▸ TASK REQUIREMENTS
1. Decide whether each statement below agrees with the query_macaulay documentation: (a) supplying taxon_code causes species to be ignored, (b) verbose defaults to FALSE, and (c) taxon_code is described as optional. Answer yes or no for each and quote the words of the documentation that settle it.
2. Carry on the query_macaulay documentation from the point where it stops, writing in the same style.

▸ EXTRACT
— begin —
Searches for media files in the Macaulay Library

Description

query_macaulay searches for metadata from Macaulay library.

Usage

query_macaulay(
  species = getOption("suwo_species"),
  taxon_code = NULL,
  format = getOption("suwo_format", c("image", "sound", "video")),
  verbose = getOption("suwo_verbose", TRUE),
  all_data = getOption("suwo_all_data", FALSE),
  raw_data = getOption("suwo_raw_data", FALSE),
  path = ".",
  files = NULL,
  dates = NULL,
  taxon_code_info = ml_taxon_code
)

Arguments

species

Character string with the scientific name of a species in the format: "Genus epithet". Required. Can be set globally for the current R session via the "suwo_species" option (e.g. options(suwo_species = "Hypsiboas rufitelus")).

taxon_code

Optional character string with the Macaulay Library taxon code (see vignette for more details). If provided, 'species' is ignored.

format

Character vector with the media format to query for. Options are 'sound', 'image' of 'video'. Can be set globally for the current R session via the "suwo_format" option (e.g. options(suwo_format = "image")). Required.

verbose

Logical argument that determines if text is shown in console. Default is TRUE. Can be set globally for the current R session via the "suwo_verbose" option ( options(suwo_verbose = TRUE)).
— end —
▸ Element placement data
— begin —
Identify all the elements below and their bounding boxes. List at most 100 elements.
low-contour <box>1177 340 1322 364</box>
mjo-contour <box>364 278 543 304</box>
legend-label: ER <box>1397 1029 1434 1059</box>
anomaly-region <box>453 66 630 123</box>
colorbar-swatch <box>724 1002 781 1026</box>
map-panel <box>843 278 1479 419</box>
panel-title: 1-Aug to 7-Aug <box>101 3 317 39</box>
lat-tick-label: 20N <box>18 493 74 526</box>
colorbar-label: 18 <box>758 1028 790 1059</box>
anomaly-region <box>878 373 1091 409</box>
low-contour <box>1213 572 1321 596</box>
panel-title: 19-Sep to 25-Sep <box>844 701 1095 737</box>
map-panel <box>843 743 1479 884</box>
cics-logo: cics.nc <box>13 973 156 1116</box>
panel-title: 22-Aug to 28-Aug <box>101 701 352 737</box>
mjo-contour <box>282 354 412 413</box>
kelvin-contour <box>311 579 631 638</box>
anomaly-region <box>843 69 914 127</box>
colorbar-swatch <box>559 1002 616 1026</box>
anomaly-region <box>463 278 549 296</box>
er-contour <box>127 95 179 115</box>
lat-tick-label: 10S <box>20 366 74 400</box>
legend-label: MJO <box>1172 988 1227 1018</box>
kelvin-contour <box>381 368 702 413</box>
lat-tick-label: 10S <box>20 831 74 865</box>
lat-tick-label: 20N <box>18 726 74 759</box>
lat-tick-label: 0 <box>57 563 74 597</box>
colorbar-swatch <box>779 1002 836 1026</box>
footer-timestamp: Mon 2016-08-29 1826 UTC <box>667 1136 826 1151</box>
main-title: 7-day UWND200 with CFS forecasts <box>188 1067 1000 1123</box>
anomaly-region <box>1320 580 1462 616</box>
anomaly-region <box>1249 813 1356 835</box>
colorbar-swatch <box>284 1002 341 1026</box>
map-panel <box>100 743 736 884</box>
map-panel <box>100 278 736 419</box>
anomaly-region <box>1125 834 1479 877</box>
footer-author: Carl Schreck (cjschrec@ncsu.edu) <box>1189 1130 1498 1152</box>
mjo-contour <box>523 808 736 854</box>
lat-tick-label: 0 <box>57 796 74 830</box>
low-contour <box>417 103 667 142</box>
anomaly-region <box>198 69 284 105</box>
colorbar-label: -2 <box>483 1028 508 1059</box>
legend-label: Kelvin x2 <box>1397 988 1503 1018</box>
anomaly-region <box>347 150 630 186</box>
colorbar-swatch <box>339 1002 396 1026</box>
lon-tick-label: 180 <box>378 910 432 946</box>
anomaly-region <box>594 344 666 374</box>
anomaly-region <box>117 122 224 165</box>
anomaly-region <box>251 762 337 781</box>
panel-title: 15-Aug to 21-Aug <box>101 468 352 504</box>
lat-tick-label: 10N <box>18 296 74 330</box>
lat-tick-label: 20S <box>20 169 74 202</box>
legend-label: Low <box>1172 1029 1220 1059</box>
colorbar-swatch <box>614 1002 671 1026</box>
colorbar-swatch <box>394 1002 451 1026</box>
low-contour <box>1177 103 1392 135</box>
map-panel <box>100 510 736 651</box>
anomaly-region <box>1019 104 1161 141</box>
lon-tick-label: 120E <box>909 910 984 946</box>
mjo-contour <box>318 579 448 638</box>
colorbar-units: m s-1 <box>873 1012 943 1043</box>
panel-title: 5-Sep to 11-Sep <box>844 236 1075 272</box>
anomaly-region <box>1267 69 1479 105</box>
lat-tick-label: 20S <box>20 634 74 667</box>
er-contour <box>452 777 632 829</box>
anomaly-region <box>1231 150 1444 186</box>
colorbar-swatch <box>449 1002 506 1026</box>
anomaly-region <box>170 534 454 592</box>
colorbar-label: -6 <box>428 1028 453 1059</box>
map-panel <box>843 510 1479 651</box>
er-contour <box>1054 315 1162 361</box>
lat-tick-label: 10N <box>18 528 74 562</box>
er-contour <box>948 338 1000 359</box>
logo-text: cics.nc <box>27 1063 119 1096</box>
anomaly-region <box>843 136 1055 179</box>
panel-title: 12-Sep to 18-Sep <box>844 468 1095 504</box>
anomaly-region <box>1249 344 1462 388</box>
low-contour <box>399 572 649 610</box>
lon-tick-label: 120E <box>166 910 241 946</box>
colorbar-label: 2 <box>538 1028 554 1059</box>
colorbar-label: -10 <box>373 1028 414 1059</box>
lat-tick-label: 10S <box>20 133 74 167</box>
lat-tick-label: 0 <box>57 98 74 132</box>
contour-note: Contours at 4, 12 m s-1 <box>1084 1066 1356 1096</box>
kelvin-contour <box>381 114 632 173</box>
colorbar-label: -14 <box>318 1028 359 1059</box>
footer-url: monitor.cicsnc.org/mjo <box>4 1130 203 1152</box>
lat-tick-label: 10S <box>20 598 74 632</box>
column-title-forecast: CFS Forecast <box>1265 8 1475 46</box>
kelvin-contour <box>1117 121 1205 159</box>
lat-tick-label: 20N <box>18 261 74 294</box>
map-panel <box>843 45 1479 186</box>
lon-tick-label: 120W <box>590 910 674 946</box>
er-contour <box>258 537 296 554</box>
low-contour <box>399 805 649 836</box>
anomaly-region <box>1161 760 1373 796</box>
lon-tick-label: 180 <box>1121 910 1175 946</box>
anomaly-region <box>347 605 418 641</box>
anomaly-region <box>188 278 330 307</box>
— end —
▸ PER-TASK OUTPUTS
1.
(a) Yes: "If provided, 'species' is ignored."
(b) No: "Default is TRUE."
(c) Yes: "Optional character string with the Macaulay Library taxon code"

2.
all_data

Logical argument that determines if all data available from database is shown in the results of search. Default is FALSE. Can be set globally for the current R session via the "suwo_all_data" option ( options(suwo_all_data = TRUE)).

raw_data

Logical argument that determines if the raw data from the repository is returned (e.g. without any manipulation). Default is FALSE. Can be set globally for the current R session via the "suwo_raw_data" option ( options(suwo_raw_data = TRUE)). If TRUE all_data is set to TRUE internally. Useful for developers, or if users suspect that some data is mishandled during processing (i.e. date information is lost). Note that the metadata obtained when raw_data = TRUE is not standardized, so most suwo functions for downstream steps will not work on them.

path

Directory path where the .csv file will be saved. By default it is saved into the current working directory (".").

files

Optional character vector with the name(s) of the .csv file(s) to read. If provided, the function will import the data from the .csv files instead of opening the Macaulay Library search page in a browser ('species' is ignored if supplied).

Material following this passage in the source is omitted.